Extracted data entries
- - -
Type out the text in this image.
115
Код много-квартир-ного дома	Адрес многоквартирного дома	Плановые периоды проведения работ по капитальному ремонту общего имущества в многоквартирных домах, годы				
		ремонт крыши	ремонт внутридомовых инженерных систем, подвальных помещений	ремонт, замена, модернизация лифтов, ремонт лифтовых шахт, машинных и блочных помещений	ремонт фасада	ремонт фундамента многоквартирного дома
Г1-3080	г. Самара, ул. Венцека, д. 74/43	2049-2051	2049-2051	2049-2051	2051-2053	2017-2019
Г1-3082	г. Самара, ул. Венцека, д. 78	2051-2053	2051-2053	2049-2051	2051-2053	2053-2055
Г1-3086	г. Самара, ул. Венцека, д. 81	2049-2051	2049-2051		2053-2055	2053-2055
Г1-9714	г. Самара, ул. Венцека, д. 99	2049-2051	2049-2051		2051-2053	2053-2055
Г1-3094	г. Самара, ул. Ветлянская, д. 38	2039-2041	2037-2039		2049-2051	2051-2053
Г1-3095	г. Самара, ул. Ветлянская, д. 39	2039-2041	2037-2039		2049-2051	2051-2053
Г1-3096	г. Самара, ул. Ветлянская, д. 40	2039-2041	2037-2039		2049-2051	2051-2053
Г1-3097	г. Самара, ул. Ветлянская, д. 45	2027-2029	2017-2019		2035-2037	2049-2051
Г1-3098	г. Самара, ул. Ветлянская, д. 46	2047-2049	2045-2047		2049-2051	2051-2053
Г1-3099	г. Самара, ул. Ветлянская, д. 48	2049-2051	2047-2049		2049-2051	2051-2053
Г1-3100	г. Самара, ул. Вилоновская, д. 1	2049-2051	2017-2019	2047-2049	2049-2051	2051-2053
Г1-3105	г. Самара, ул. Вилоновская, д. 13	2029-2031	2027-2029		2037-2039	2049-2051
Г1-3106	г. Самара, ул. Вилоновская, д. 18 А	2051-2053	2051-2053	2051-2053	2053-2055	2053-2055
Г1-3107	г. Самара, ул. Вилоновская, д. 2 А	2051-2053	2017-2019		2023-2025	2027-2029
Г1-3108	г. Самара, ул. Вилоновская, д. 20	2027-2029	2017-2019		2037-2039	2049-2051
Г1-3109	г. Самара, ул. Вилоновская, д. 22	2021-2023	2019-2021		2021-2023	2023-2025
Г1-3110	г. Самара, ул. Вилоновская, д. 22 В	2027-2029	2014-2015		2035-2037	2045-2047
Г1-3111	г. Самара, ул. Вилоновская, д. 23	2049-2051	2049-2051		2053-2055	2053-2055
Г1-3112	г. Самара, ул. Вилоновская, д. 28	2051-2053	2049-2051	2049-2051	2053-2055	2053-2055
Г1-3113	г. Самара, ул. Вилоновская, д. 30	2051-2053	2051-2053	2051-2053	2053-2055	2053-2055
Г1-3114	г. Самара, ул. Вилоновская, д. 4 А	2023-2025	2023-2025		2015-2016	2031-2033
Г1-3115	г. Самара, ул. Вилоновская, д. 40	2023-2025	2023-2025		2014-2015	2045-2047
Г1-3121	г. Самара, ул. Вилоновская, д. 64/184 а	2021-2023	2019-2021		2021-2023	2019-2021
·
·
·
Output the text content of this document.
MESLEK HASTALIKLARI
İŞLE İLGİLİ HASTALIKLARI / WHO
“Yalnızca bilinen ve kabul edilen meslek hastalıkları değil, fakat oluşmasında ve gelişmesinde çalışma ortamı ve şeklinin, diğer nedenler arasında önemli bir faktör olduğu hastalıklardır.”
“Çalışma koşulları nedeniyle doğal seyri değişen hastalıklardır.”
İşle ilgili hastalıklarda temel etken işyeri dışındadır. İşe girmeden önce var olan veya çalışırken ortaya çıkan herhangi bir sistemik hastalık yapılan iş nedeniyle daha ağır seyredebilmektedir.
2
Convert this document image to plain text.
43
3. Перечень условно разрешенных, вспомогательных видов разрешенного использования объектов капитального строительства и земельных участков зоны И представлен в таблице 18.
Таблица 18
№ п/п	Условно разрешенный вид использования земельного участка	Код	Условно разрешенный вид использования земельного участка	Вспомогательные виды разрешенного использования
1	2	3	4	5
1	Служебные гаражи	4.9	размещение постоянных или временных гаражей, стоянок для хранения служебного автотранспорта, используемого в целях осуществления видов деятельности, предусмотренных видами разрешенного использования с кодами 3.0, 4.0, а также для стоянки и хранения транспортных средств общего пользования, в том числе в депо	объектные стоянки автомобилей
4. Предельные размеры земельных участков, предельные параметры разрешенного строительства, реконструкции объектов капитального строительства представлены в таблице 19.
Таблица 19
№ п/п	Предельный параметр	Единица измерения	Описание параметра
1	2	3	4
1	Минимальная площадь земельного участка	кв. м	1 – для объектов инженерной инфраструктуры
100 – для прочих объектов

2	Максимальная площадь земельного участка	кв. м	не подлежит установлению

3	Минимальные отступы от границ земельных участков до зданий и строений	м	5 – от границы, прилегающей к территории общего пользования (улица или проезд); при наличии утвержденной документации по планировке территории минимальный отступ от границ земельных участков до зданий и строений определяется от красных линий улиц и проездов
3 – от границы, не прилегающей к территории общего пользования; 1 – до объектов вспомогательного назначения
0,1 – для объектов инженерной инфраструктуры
- - -
INSTRUCTIONS FOR THE TASK:
Only the number is wanted: how many lines contain the string "nedeniyle"?

REPLY:
2